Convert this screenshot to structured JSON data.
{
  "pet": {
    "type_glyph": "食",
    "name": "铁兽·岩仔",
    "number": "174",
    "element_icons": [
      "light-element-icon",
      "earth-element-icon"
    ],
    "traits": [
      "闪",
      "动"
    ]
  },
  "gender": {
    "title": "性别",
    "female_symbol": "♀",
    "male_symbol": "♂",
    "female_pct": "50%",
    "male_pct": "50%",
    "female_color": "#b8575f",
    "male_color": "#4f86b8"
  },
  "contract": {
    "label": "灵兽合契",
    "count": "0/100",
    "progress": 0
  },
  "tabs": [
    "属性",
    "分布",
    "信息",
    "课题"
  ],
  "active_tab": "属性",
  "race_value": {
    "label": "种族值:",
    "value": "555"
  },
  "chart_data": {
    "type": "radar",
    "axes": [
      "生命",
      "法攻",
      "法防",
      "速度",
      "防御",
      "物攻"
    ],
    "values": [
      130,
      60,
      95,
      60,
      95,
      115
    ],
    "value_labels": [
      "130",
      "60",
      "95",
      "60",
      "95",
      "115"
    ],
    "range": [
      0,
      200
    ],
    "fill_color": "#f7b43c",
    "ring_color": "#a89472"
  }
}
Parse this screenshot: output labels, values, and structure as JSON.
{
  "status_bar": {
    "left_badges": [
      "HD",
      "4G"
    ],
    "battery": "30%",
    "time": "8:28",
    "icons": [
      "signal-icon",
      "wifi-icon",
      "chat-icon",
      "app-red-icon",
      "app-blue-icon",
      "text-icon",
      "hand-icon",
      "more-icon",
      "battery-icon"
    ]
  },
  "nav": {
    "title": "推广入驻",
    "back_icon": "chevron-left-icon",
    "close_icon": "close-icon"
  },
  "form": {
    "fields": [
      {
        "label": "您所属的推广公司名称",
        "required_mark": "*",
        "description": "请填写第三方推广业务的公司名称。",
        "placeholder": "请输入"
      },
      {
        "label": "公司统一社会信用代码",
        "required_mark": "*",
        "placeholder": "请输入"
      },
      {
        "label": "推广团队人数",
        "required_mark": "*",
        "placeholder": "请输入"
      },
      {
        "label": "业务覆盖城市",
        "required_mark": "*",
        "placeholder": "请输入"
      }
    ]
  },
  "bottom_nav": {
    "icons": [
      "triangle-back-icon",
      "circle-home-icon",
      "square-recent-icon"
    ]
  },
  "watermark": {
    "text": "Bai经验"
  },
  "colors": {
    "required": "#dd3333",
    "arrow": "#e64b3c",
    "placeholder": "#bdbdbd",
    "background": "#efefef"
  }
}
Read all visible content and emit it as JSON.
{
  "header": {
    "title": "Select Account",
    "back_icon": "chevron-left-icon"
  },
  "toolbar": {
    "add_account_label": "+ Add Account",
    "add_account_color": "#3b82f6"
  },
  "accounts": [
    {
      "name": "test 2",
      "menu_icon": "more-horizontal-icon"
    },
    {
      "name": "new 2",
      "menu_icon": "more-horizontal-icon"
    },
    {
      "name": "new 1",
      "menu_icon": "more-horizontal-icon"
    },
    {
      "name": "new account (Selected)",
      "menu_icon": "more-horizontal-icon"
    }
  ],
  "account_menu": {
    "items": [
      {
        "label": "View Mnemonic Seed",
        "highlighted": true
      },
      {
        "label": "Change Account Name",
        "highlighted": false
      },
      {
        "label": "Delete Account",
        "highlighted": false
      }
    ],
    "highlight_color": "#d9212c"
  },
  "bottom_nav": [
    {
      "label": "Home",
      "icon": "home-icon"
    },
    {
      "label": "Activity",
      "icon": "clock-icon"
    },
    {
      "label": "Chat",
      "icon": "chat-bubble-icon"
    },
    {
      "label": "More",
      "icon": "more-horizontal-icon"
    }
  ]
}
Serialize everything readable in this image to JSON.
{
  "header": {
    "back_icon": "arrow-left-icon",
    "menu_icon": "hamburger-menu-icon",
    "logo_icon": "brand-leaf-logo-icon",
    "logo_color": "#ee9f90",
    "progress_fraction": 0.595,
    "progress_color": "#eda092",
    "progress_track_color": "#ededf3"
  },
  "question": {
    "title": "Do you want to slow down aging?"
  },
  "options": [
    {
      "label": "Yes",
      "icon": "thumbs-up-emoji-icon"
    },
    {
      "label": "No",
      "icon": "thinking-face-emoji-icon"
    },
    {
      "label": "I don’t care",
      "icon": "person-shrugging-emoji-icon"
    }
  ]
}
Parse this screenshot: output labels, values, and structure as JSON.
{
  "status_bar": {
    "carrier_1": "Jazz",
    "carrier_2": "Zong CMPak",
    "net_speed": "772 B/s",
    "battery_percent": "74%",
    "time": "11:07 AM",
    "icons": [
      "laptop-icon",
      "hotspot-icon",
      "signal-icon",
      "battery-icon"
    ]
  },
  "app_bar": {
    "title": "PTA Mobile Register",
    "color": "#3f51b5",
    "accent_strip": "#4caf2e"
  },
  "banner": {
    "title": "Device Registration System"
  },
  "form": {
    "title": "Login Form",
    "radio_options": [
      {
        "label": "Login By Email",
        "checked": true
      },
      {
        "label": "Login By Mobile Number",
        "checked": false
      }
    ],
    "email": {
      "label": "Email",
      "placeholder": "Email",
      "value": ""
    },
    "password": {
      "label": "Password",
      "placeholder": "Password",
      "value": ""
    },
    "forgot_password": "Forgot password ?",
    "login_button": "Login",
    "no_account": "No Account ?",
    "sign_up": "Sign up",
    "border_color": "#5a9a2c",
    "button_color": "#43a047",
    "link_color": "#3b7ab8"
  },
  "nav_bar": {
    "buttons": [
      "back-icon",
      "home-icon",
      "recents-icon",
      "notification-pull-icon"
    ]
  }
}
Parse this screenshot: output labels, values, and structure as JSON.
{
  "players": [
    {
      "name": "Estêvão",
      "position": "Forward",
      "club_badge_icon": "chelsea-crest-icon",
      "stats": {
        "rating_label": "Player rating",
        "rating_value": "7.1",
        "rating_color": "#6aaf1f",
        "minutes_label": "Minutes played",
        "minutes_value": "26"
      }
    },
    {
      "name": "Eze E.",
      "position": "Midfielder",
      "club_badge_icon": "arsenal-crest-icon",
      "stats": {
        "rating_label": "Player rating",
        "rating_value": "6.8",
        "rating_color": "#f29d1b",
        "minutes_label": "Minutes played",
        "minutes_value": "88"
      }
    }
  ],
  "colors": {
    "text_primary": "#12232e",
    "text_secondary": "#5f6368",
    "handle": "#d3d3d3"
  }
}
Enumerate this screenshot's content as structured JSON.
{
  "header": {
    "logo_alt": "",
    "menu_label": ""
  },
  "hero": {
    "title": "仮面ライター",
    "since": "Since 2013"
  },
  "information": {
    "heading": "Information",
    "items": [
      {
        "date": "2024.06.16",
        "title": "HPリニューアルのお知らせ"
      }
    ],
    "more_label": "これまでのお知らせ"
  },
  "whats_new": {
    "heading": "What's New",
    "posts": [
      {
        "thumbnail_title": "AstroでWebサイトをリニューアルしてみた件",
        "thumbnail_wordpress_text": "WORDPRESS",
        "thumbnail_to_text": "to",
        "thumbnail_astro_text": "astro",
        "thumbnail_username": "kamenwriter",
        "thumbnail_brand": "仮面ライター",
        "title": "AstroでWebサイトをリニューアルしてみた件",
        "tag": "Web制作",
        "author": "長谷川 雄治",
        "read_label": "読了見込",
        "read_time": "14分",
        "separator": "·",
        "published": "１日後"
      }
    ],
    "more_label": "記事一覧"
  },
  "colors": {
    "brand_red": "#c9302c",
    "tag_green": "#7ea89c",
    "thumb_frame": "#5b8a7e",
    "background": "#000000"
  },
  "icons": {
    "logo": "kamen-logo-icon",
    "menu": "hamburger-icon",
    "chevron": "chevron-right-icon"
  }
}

• **What the task requires**
Pick out the lines containing the word "heading" and show them.

• **Response to the exercise**
    "heading": "Information",
    "heading": "What's New",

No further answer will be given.